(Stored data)
________

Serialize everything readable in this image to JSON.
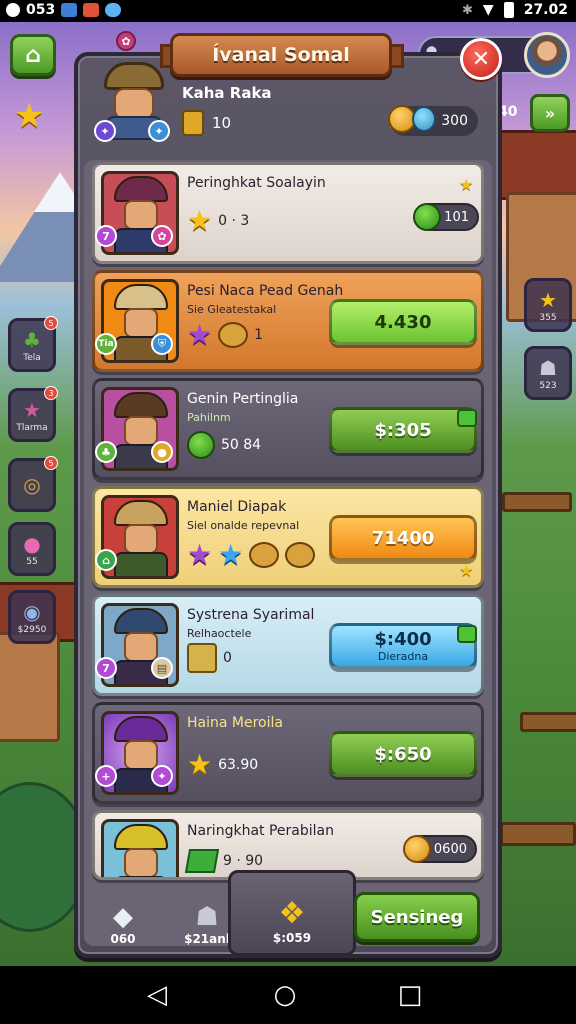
{
  "status_bar": {
    "left_text": "053",
    "time": "27.02"
  },
  "panel": {
    "title": "Ívanal Somal",
    "header": {
      "name": "Kaha Raka",
      "stat_value": "10",
      "coins": "300"
    },
    "items": [
      {
        "name": "Peringhkat Soalayin",
        "subtitle": "",
        "stats": "0 · 3",
        "price_label": "101",
        "price_sub": "",
        "badge_left": "7",
        "style": "pill"
      },
      {
        "name": "Pesi Naca Pead Genah",
        "subtitle": "Sie Gleatestakal",
        "stats": "1",
        "price_label": "4.430",
        "price_sub": "",
        "badge_left": "Tia",
        "style": "green-lite"
      },
      {
        "name": "Genin Pertinglia",
        "subtitle": "Pahilnm",
        "stats": "50 84",
        "price_label": "$:305",
        "price_sub": "",
        "badge_left": "",
        "style": "green"
      },
      {
        "name": "Maniel Diapak",
        "subtitle": "Siel onalde repevnal",
        "stats": "",
        "price_label": "71400",
        "price_sub": "",
        "badge_left": "",
        "style": "orange"
      },
      {
        "name": "Systrena Syarimal",
        "subtitle": "Relhaoctele",
        "stats": "0",
        "price_label": "$:400",
        "price_sub": "Dieradna",
        "badge_left": "7",
        "style": "blue"
      },
      {
        "name": "Haina Meroila",
        "subtitle": "",
        "stats": "63.90",
        "price_label": "$:650",
        "price_sub": "",
        "badge_left": "",
        "style": "green"
      },
      {
        "name": "Naringkhat Perabilan",
        "subtitle": "",
        "stats": "9 · 90",
        "price_label": "0600",
        "price_sub": "",
        "badge_left": "",
        "style": "pill"
      }
    ]
  },
  "side_left": [
    {
      "label": "Tela",
      "icon": "bush-icon",
      "dot": "5"
    },
    {
      "label": "Tlarma",
      "icon": "star-icon",
      "dot": "3"
    },
    {
      "label": "",
      "icon": "shield-icon",
      "dot": "5"
    },
    {
      "label": "55",
      "icon": "blob-icon",
      "dot": ""
    },
    {
      "label": "$2950",
      "icon": "disc-icon",
      "dot": ""
    }
  ],
  "side_right": [
    {
      "label": "355",
      "icon": "star-icon"
    },
    {
      "label": "523",
      "icon": "robot-icon"
    }
  ],
  "top_right": {
    "score_prefix": "40"
  },
  "bottom_tabs": {
    "tab1_label": "060",
    "tab2_label": "$21anl",
    "tab3_label": "$:059",
    "action_label": "Sensineg"
  },
  "colors": {
    "panel": "#4d4857",
    "accent_green": "#6ac431",
    "accent_orange": "#f08a14",
    "accent_blue": "#39a9e6",
    "close_red": "#c4201a"
  }
}
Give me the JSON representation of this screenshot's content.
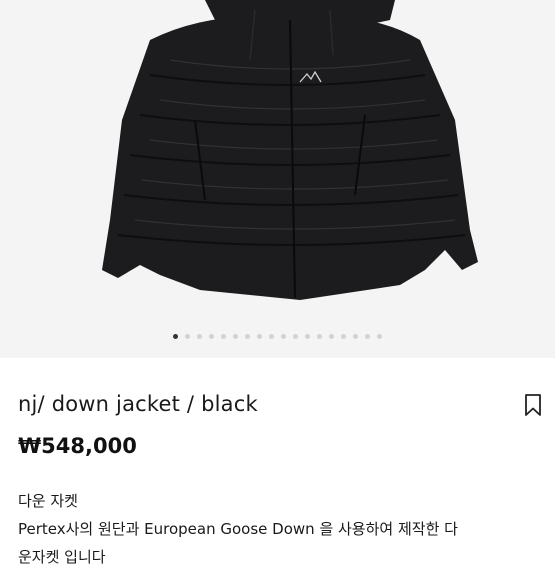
{
  "product": {
    "title": "nj/ down jacket / black",
    "price": "₩548,000",
    "description_lines": [
      "다운 자켓",
      "Pertex사의 원단과 European Goose Down 을 사용하여 제작한 다",
      "운자켓 입니다"
    ]
  },
  "carousel": {
    "total": 18,
    "active_index": 0
  },
  "icons": {
    "bookmark": "bookmark-icon"
  },
  "colors": {
    "jacket": "#1c1c1e",
    "background": "#f4f4f4",
    "dot_active": "#333333",
    "dot_inactive": "#d2d2d2"
  }
}
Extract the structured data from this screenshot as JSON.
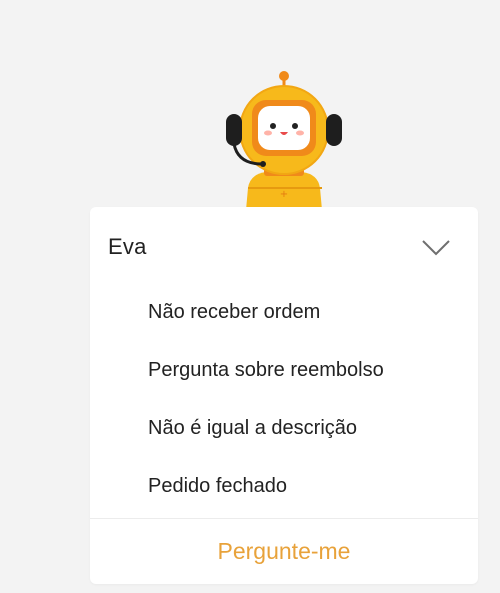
{
  "assistant": {
    "name": "Eva",
    "avatar_icon": "robot-assistant-icon",
    "toggle_icon": "chevron-down-icon"
  },
  "menu": {
    "items": [
      {
        "label": "Não receber ordem"
      },
      {
        "label": "Pergunta sobre reembolso"
      },
      {
        "label": "Não é igual a descrição"
      },
      {
        "label": "Pedido fechado"
      }
    ]
  },
  "footer": {
    "ask_label": "Pergunte-me"
  },
  "colors": {
    "accent": "#e8a23a",
    "robot_body": "#f7b91b",
    "robot_face": "#f08a1a",
    "background": "#f3f3f3"
  }
}
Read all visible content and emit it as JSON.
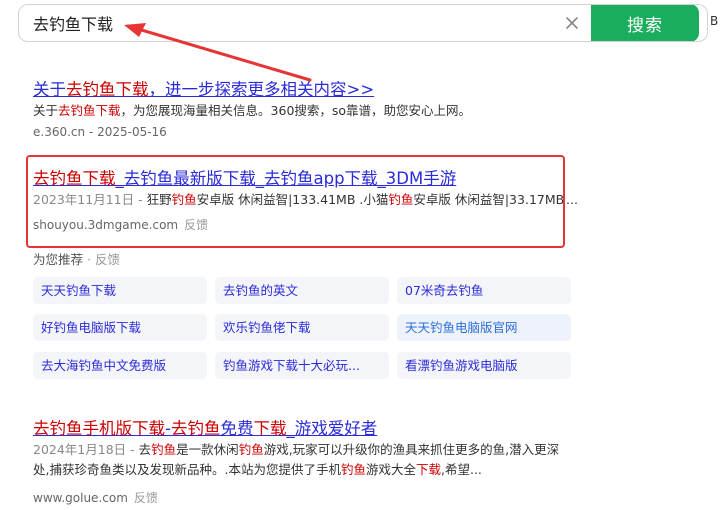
{
  "search": {
    "query": "去钓鱼下载",
    "button_label": "搜索",
    "side_text": "B"
  },
  "results": [
    {
      "title_parts": [
        {
          "t": "关于",
          "hl": false
        },
        {
          "t": "去钓鱼下载",
          "hl": true
        },
        {
          "t": "，进一步探索更多相关内容>>",
          "hl": false
        }
      ],
      "desc_parts": [
        {
          "t": "关于",
          "hl": false
        },
        {
          "t": "去钓鱼下载",
          "hl": true
        },
        {
          "t": "，为您展现海量相关信息。360搜索，so靠谱，助您安心上网。",
          "hl": false
        }
      ],
      "url": "e.360.cn - 2025-05-16"
    },
    {
      "title_parts": [
        {
          "t": "去钓鱼下载",
          "hl": true
        },
        {
          "t": "_去钓鱼最新版下载_去钓鱼app下载_3DM手游",
          "hl": false
        }
      ],
      "date": "2023年11月11日 - ",
      "desc_parts": [
        {
          "t": "狂野",
          "hl": false
        },
        {
          "t": "钓鱼",
          "hl": true
        },
        {
          "t": "安卓版 休闲益智|133.41MB .小猫",
          "hl": false
        },
        {
          "t": "钓鱼",
          "hl": true
        },
        {
          "t": "安卓版 休闲益智|33.17MB",
          "hl": false
        }
      ],
      "more": "...",
      "url": "shouyou.3dmgame.com",
      "feedback": "反馈"
    },
    {
      "title_parts": [
        {
          "t": "去钓鱼手机版下载",
          "hl": true
        },
        {
          "t": "-",
          "hl": false
        },
        {
          "t": "去钓鱼",
          "hl": true
        },
        {
          "t": "免费",
          "hl": false
        },
        {
          "t": "下载",
          "hl": true
        },
        {
          "t": "_游戏爱好者",
          "hl": false
        }
      ],
      "date": "2024年1月18日 - ",
      "desc_parts": [
        {
          "t": "去",
          "hl": false
        },
        {
          "t": "钓鱼",
          "hl": true
        },
        {
          "t": "是一款休闲",
          "hl": false
        },
        {
          "t": "钓鱼",
          "hl": true
        },
        {
          "t": "游戏,玩家可以升级你的渔具来抓住更多的鱼,潜入更深",
          "hl": false
        }
      ],
      "desc_line2_parts": [
        {
          "t": "处,捕获珍奇鱼类以及发现新品种。.本站为您提供了手机",
          "hl": false
        },
        {
          "t": "钓鱼",
          "hl": true
        },
        {
          "t": "游戏大全",
          "hl": false
        },
        {
          "t": "下载",
          "hl": true
        },
        {
          "t": ",希望...",
          "hl": false
        }
      ],
      "url": "www.golue.com",
      "feedback": "反馈"
    }
  ],
  "recommend": {
    "heading": "为您推荐",
    "sep": " · ",
    "feedback": "反馈",
    "chips": [
      "天天钓鱼下载",
      "去钓鱼的英文",
      "07米奇去钓鱼",
      "好钓鱼电脑版下载",
      "欢乐钓鱼佬下载",
      "天天钓鱼电脑版官网",
      "去大海钓鱼中文免费版",
      "钓鱼游戏下载十大必玩...",
      "看漂钓鱼游戏电脑版"
    ]
  },
  "colors": {
    "accent": "#1aad5d",
    "link": "#2b2bd8",
    "highlight": "#cc0000",
    "annotation": "#e53535"
  }
}
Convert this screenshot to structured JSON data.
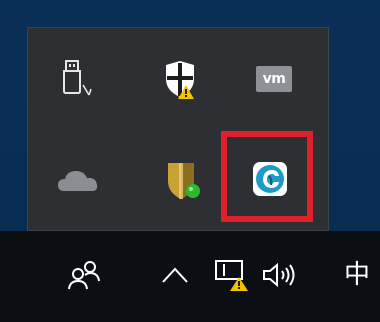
{
  "notification_area_overflow": {
    "icons": [
      {
        "name": "usb-safely-remove-icon"
      },
      {
        "name": "windows-defender-warning-icon"
      },
      {
        "name": "vmware-icon",
        "label": "vm"
      },
      {
        "name": "onedrive-cloud-icon"
      },
      {
        "name": "security-shield-app-icon"
      },
      {
        "name": "teal-app-icon"
      }
    ],
    "highlight_color": "#e01f2d"
  },
  "taskbar": {
    "people_icon": "people-icon",
    "show_hidden_icons": "chevron-up-icon",
    "network_icon": "network-warning-icon",
    "volume_icon": "volume-icon",
    "input_method_label": "中"
  },
  "colors": {
    "desktop": "#0a2f57",
    "flyout": "#2d2f33",
    "taskbar": "#0b0f14",
    "warning": "#f2c200",
    "accent_teal": "#1e9cc8"
  }
}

________

▸ **Short problem**
Going through the lines above one by one, tally those with the word "assistant" and give only the total.

▸ **Result of the task**
2